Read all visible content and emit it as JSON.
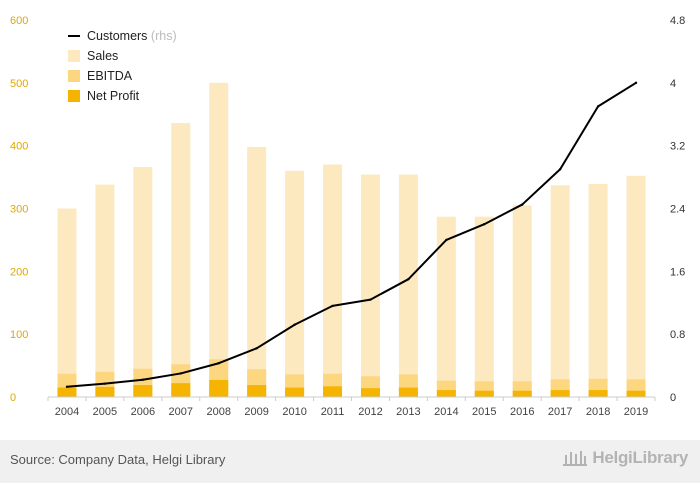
{
  "chart_data": {
    "type": "bar",
    "categories": [
      "2004",
      "2005",
      "2006",
      "2007",
      "2008",
      "2009",
      "2010",
      "2011",
      "2012",
      "2013",
      "2014",
      "2015",
      "2016",
      "2017",
      "2018",
      "2019"
    ],
    "series": [
      {
        "name": "Sales",
        "type": "bar",
        "axis": "left",
        "color": "#fde9bf",
        "values": [
          300,
          338,
          366,
          436,
          500,
          398,
          360,
          370,
          354,
          354,
          287,
          287,
          305,
          337,
          339,
          352
        ]
      },
      {
        "name": "EBITDA",
        "type": "bar",
        "axis": "left",
        "color": "#fcd77f",
        "values": [
          37,
          40,
          45,
          52,
          60,
          44,
          36,
          37,
          33,
          36,
          26,
          25,
          25,
          28,
          29,
          28
        ]
      },
      {
        "name": "Net Profit",
        "type": "bar",
        "axis": "left",
        "color": "#f5b400",
        "values": [
          15,
          16,
          19,
          22,
          27,
          19,
          15,
          17,
          14,
          15,
          11,
          10,
          10,
          11,
          11,
          10
        ]
      },
      {
        "name": "Customers",
        "type": "line",
        "axis": "right",
        "color": "#000000",
        "values": [
          0.13,
          0.17,
          0.22,
          0.3,
          0.43,
          0.62,
          0.92,
          1.16,
          1.24,
          1.5,
          2.0,
          2.2,
          2.45,
          2.9,
          3.7,
          4.0
        ]
      }
    ],
    "ylim_left": [
      0,
      600
    ],
    "yticks_left": [
      0,
      100,
      200,
      300,
      400,
      500,
      600
    ],
    "ylim_right": [
      0,
      4.8
    ],
    "yticks_right": [
      "0",
      "0.8",
      "1.6",
      "2.4",
      "3.2",
      "4",
      "4.8"
    ],
    "legend_position": "top-left",
    "grid": false
  },
  "legend": {
    "customers_label": "Customers",
    "customers_suffix": "(rhs)",
    "sales_label": "Sales",
    "ebitda_label": "EBITDA",
    "net_profit_label": "Net Profit"
  },
  "footer": {
    "source": "Source: Company Data, Helgi Library",
    "logo": "HelgiLibrary"
  }
}
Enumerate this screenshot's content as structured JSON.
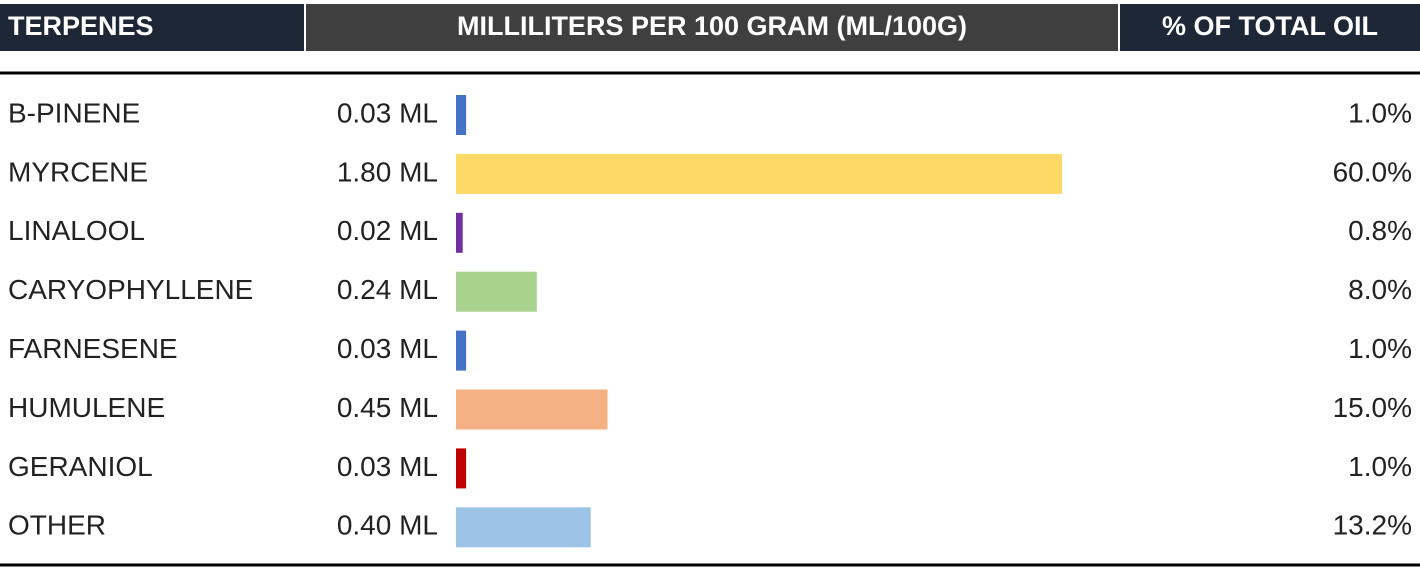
{
  "chart_data": {
    "type": "bar",
    "headers": [
      "TERPENES",
      "MILLILITERS PER 100 GRAM (ML/100G)",
      "% OF TOTAL OIL"
    ],
    "categories": [
      "B-PINENE",
      "MYRCENE",
      "LINALOOL",
      "CARYOPHYLLENE",
      "FARNESENE",
      "HUMULENE",
      "GERANIOL",
      "OTHER"
    ],
    "values": [
      0.03,
      1.8,
      0.02,
      0.24,
      0.03,
      0.45,
      0.03,
      0.4
    ],
    "value_labels": [
      "0.03 ML",
      "1.80 ML",
      "0.02 ML",
      "0.24 ML",
      "0.03 ML",
      "0.45 ML",
      "0.03 ML",
      "0.40 ML"
    ],
    "colors": [
      "#4472c4",
      "#ffd966",
      "#7030a0",
      "#a9d18e",
      "#4472c4",
      "#f4b183",
      "#c00000",
      "#9dc3e6"
    ],
    "share_labels": [
      "1.0%",
      "60.0%",
      "0.8%",
      "8.0%",
      "1.0%",
      "15.0%",
      "1.0%",
      "13.2%"
    ]
  }
}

- TASK: The listing above needs to be output again exactly. Don't include the pictures.

- FINISHED EXERCISE:
Read all visible content and emit it as JSON.
{
  "chart_data": {
    "type": "bar",
    "categories": [
      "2004",
      "2005",
      "2006",
      "2007",
      "2008",
      "2009",
      "2010",
      "2011",
      "2012",
      "2013",
      "2014",
      "2015",
      "2016",
      "2017",
      "2018",
      "2019"
    ],
    "series": [
      {
        "name": "Sales",
        "type": "bar",
        "axis": "left",
        "color": "#fde9bf",
        "values": [
          300,
          338,
          366,
          436,
          500,
          398,
          360,
          370,
          354,
          354,
          287,
          287,
          305,
          337,
          339,
          352
        ]
      },
      {
        "name": "EBITDA",
        "type": "bar",
        "axis": "left",
        "color": "#fcd77f",
        "values": [
          37,
          40,
          45,
          52,
          60,
          44,
          36,
          37,
          33,
          36,
          26,
          25,
          25,
          28,
          29,
          28
        ]
      },
      {
        "name": "Net Profit",
        "type": "bar",
        "axis": "left",
        "color": "#f5b400",
        "values": [
          15,
          16,
          19,
          22,
          27,
          19,
          15,
          17,
          14,
          15,
          11,
          10,
          10,
          11,
          11,
          10
        ]
      },
      {
        "name": "Customers",
        "type": "line",
        "axis": "right",
        "color": "#000000",
        "values": [
          0.13,
          0.17,
          0.22,
          0.3,
          0.43,
          0.62,
          0.92,
          1.16,
          1.24,
          1.5,
          2.0,
          2.2,
          2.45,
          2.9,
          3.7,
          4.0
        ]
      }
    ],
    "ylim_left": [
      0,
      600
    ],
    "yticks_left": [
      0,
      100,
      200,
      300,
      400,
      500,
      600
    ],
    "ylim_right": [
      0,
      4.8
    ],
    "yticks_right": [
      "0",
      "0.8",
      "1.6",
      "2.4",
      "3.2",
      "4",
      "4.8"
    ],
    "legend_position": "top-left",
    "grid": false
  },
  "legend": {
    "customers_label": "Customers",
    "customers_suffix": "(rhs)",
    "sales_label": "Sales",
    "ebitda_label": "EBITDA",
    "net_profit_label": "Net Profit"
  },
  "footer": {
    "source": "Source: Company Data, Helgi Library",
    "logo": "HelgiLibrary"
  }
}
Enumerate this screenshot's content as structured JSON.
{
  "chart_data": {
    "type": "bar",
    "headers": [
      "TERPENES",
      "MILLILITERS PER 100 GRAM (ML/100G)",
      "% OF TOTAL OIL"
    ],
    "categories": [
      "B-PINENE",
      "MYRCENE",
      "LINALOOL",
      "CARYOPHYLLENE",
      "FARNESENE",
      "HUMULENE",
      "GERANIOL",
      "OTHER"
    ],
    "values": [
      0.03,
      1.8,
      0.02,
      0.24,
      0.03,
      0.45,
      0.03,
      0.4
    ],
    "value_labels": [
      "0.03 ML",
      "1.80 ML",
      "0.02 ML",
      "0.24 ML",
      "0.03 ML",
      "0.45 ML",
      "0.03 ML",
      "0.40 ML"
    ],
    "colors": [
      "#4472c4",
      "#ffd966",
      "#7030a0",
      "#a9d18e",
      "#4472c4",
      "#f4b183",
      "#c00000",
      "#9dc3e6"
    ],
    "share_labels": [
      "1.0%",
      "60.0%",
      "0.8%",
      "8.0%",
      "1.0%",
      "15.0%",
      "1.0%",
      "13.2%"
    ]
  }
}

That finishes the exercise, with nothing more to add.